=== CHALLENGE 1 ===
Update the Callaway driver thread, starting with "## cbwheeler (Apr" and going on through "match that swing.", replacing "friend" with "buddy".
=== CHALLENGE 2 ===
Answer these questions from the Callaway driver thread:
(a) What driver head did BigBen88 get off eBay?
(b) According to 373, what was the C4 made to sound like?
(c) What handicap does cbwheeler's friend play to?

=== TEXT SECTION ===
# about this callaway driver head i just got??



## BigBen88 (Apr 5, 2008)

I just got a Callaway Big Bertha C-4 11 driver head off ebay.. not that experienced with drivers and such but I have a nice taylormade shaft I can put on. You think that would make a good driver?

comments would be great 

--thanks Benito---


----------



## Surtees (Sep 11, 2007)

theres only one way to find out give it a try or you could ask the guy at your local pro shop he'd be might be able to let you know if that combo could suit you


----------



## 373 (Jun 9, 2006)

In the lore that is Callaway, the C4 driver was way ahead of its time, but didn't impact the market well enough to stick. As crazy as it sounds, the C4 was made to sound like a wooden driver and Callaway guessed wrongly, (they don't do THAT very often), that people would love the old sound. They were wrong and found people had actually gotten so used to the sound of metal that they connoted it as being more powerful.

None the less, the C4 was supposed to have been a good club and putting it on the Taylormade shaft would certainly be worth a try.

Let us know how it turns out.


----------



## BigBen88 (Apr 5, 2008)

DennisM said:


> In the lore that is Callaway, the C4 driver was way ahead of its time, but didn't impact the market well enough to stick. As crazy as it sounds, the C4 was made to sound like a wooden driver and Callaway guessed wrongly, (they don't do THAT very often), that people would love the old sound. They were wrong and found people had actually gotten so used to the sound of metal that they connoted it as being more powerful.
> 
> None the less, the C4 was supposed to have been a good club and putting it on the Taylormade shaft would certainly be worth a try.
> 
> Let us know how it turns out.


Yea I am going to give it a try, i've heard about the sound it makes..I dont think its going to bother me. My drives suck as it is, hitting high 200's with a bad bad slice, if it helps my slice at all well then who cares what it will sound like:laugh: .


----------



## Surtees (Sep 11, 2007)

I wouldn't care if my driver made the sound of finger nails down a black broad if i hit it sweetly. it's just a nosie that last for a split second


----------



## BigBen88 (Apr 5, 2008)

Surtees said:


> I wouldn't care if my driver made the sound of finger nails down a black broad if i hit it sweetly. it's just a nosie that last for a split second


Oh my!! My brother and I were talking about this today just like 2 hours ago, which we were watching the penguins,GO PENS:headbang:!!!!! Philly is going down:thumbsdown:.... anyways lol and i swear I said the exact thing, I told him who cares what it will sound like, I said my drives suck as it is it cant hurt me any worse. Hopefully I like it. It'll be in in a few days than I need to take it up to the pro shop, so maybe acouple weeks. I will let you all know if its any good.


----------



## Surtees (Sep 11, 2007)

nice work let us know how it goes


----------



## cbwheeler (Apr 9, 2007)

It's not about the club being good or not. It's about the club being good or not FOR YOU. A good friend of mine is the assistant pro at a really nice course close to me. He plays to a 3 handicap and I play to a 4. We switched drivers one day for fun and we both shot 4 shots above our average, just because we have different playing styles and swings that weren't suited to the other's driver.

Your focus needs to be on first, improving your swing, and second, improving your equipment to match that swing.


----------

=== RECORDED INFORMATION ===
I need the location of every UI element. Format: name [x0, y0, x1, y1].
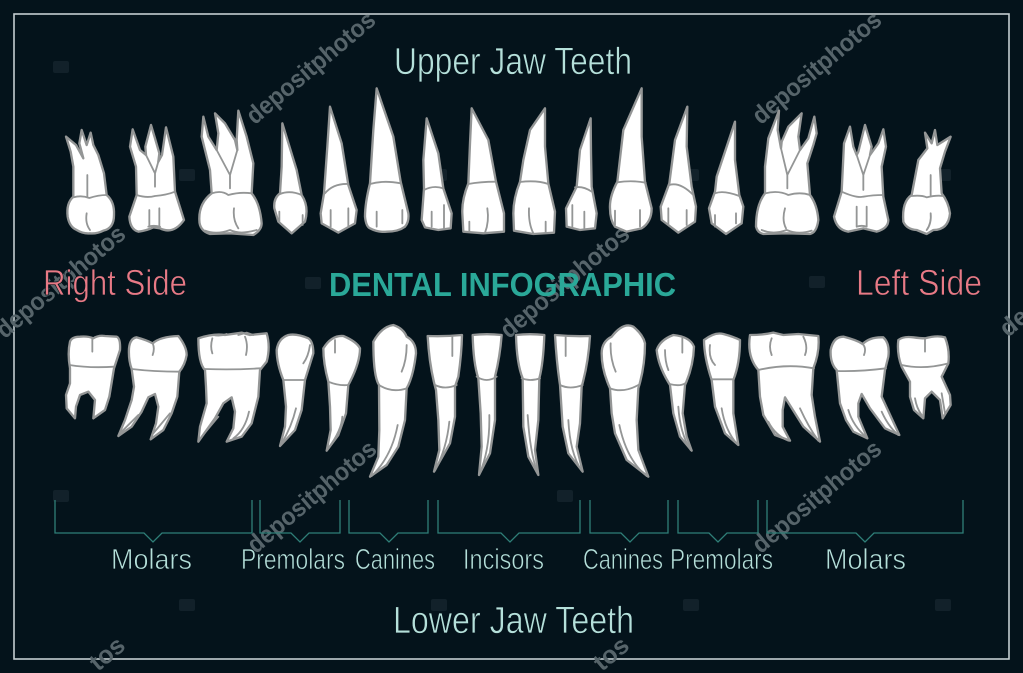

=== WRITTEN ANSWER 1 ===
## cbwheeler (Apr 9, 2007)

It's not about the club being good or not. It's about the club being good or not FOR YOU. A good buddy of mine is the assistant pro at a really nice course close to me. He plays to a 3 handicap and I play to a 4. We switched drivers one day for fun and we both shot 4 shots above our average, just because we have different playing styles and swings that weren't suited to the other's driver.

Your focus needs to be on first, improving your swing, and second, improving your equipment to match that swing.

=== WRITTEN ANSWER 2 ===
(a) A Callaway Big Bertha C-4 11 driver head.
(b) A wooden driver.
(c) A 3 handicap.